[Data listing]
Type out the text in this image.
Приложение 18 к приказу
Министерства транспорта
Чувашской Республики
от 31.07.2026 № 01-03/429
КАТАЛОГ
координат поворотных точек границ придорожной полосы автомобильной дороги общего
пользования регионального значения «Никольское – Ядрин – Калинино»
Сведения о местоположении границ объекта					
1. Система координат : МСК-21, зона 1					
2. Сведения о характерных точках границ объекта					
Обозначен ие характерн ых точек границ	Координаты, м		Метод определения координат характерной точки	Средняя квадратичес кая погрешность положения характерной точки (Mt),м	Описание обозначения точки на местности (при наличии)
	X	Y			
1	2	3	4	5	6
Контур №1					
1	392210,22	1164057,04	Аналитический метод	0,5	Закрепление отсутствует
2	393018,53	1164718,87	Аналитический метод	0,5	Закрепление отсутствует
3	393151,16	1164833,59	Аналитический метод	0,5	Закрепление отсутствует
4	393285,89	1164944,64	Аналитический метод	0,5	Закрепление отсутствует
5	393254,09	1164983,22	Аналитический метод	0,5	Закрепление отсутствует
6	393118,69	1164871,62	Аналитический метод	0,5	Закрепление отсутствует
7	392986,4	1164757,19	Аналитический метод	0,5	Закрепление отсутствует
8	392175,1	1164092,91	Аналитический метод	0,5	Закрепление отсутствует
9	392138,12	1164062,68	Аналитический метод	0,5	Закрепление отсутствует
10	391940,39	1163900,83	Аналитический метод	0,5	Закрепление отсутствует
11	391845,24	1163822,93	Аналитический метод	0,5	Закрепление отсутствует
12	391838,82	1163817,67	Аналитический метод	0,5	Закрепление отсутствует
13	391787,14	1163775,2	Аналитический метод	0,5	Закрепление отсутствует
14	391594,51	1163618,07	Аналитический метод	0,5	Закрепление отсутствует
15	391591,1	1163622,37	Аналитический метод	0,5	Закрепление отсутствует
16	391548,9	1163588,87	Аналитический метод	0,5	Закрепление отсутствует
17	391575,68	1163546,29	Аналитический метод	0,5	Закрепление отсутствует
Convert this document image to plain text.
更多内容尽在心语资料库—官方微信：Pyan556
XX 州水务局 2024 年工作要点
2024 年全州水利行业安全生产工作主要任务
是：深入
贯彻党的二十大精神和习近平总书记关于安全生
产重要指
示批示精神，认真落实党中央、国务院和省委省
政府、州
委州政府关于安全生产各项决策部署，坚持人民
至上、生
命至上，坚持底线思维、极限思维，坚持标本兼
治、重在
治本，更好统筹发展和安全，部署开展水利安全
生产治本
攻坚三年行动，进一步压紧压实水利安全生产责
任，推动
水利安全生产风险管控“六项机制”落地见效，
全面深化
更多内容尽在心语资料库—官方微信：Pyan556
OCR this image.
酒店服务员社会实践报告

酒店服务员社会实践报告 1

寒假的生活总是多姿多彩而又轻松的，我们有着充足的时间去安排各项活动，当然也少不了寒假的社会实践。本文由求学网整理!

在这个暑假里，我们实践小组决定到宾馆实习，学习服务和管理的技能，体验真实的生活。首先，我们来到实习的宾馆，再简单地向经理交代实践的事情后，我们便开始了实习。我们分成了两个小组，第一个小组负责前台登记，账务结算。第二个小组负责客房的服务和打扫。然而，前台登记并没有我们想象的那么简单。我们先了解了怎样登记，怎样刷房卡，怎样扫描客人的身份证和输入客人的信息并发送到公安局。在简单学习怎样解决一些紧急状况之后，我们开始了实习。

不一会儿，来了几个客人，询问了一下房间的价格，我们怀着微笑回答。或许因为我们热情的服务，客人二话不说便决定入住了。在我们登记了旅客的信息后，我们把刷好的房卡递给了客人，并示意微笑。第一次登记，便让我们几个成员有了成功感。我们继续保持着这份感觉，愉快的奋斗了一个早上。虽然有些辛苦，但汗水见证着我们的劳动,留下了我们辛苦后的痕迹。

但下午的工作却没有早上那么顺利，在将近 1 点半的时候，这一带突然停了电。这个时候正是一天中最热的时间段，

Task prompt> Repeat the whole listing exactly, keeping every line intact.

Correct answer>
Type out the text in this image.
Приложение 18 к приказу
Министерства транспорта
Чувашской Республики
от 31.07.2026 № 01-03/429
КАТАЛОГ
координат поворотных точек границ придорожной полосы автомобильной дороги общего
пользования регионального значения «Никольское – Ядрин – Калинино»
Сведения о местоположении границ объекта					
1. Система координат : МСК-21, зона 1					
2. Сведения о характерных точках границ объекта					
Обозначен ие характерн ых точек границ	Координаты, м		Метод определения координат характерной точки	Средняя квадратичес кая погрешность положения характерной точки (Mt),м	Описание обозначения точки на местности (при наличии)
	X	Y			
1	2	3	4	5	6
Контур №1					
1	392210,22	1164057,04	Аналитический метод	0,5	Закрепление отсутствует
2	393018,53	1164718,87	Аналитический метод	0,5	Закрепление отсутствует
3	393151,16	1164833,59	Аналитический метод	0,5	Закрепление отсутствует
4	393285,89	1164944,64	Аналитический метод	0,5	Закрепление отсутствует
5	393254,09	1164983,22	Аналитический метод	0,5	Закрепление отсутствует
6	393118,69	1164871,62	Аналитический метод	0,5	Закрепление отсутствует
7	392986,4	1164757,19	Аналитический метод	0,5	Закрепление отсутствует
8	392175,1	1164092,91	Аналитический метод	0,5	Закрепление отсутствует
9	392138,12	1164062,68	Аналитический метод	0,5	Закрепление отсутствует
10	391940,39	1163900,83	Аналитический метод	0,5	Закрепление отсутствует
11	391845,24	1163822,93	Аналитический метод	0,5	Закрепление отсутствует
12	391838,82	1163817,67	Аналитический метод	0,5	Закрепление отсутствует
13	391787,14	1163775,2	Аналитический метод	0,5	Закрепление отсутствует
14	391594,51	1163618,07	Аналитический метод	0,5	Закрепление отсутствует
15	391591,1	1163622,37	Аналитический метод	0,5	Закрепление отсутствует
16	391548,9	1163588,87	Аналитический метод	0,5	Закрепление отсутствует
17	391575,68	1163546,29	Аналитический метод	0,5	Закрепление отсутствует
Convert this document image to plain text.
更多内容尽在心语资料库—官方微信：Pyan556
XX 州水务局 2024 年工作要点
2024 年全州水利行业安全生产工作主要任务
是：深入
贯彻党的二十大精神和习近平总书记关于安全生
产重要指
示批示精神，认真落实党中央、国务院和省委省
政府、州
委州政府关于安全生产各项决策部署，坚持人民
至上、生
命至上，坚持底线思维、极限思维，坚持标本兼
治、重在
治本，更好统筹发展和安全，部署开展水利安全
生产治本
攻坚三年行动，进一步压紧压实水利安全生产责
任，推动
水利安全生产风险管控“六项机制”落地见效，
全面深化
更多内容尽在心语资料库—官方微信：Pyan556
OCR this image.
酒店服务员社会实践报告

酒店服务员社会实践报告 1

寒假的生活总是多姿多彩而又轻松的，我们有着充足的时间去安排各项活动，当然也少不了寒假的社会实践。本文由求学网整理!

在这个暑假里，我们实践小组决定到宾馆实习，学习服务和管理的技能，体验真实的生活。首先，我们来到实习的宾馆，再简单地向经理交代实践的事情后，我们便开始了实习。我们分成了两个小组，第一个小组负责前台登记，账务结算。第二个小组负责客房的服务和打扫。然而，前台登记并没有我们想象的那么简单。我们先了解了怎样登记，怎样刷房卡，怎样扫描客人的身份证和输入客人的信息并发送到公安局。在简单学习怎样解决一些紧急状况之后，我们开始了实习。

不一会儿，来了几个客人，询问了一下房间的价格，我们怀着微笑回答。或许因为我们热情的服务，客人二话不说便决定入住了。在我们登记了旅客的信息后，我们把刷好的房卡递给了客人，并示意微笑。第一次登记，便让我们几个成员有了成功感。我们继续保持着这份感觉，愉快的奋斗了一个早上。虽然有些辛苦，但汗水见证着我们的劳动,留下了我们辛苦后的痕迹。

但下午的工作却没有早上那么顺利，在将近 1 点半的时候，这一带突然停了电。这个时候正是一天中最热的时间段，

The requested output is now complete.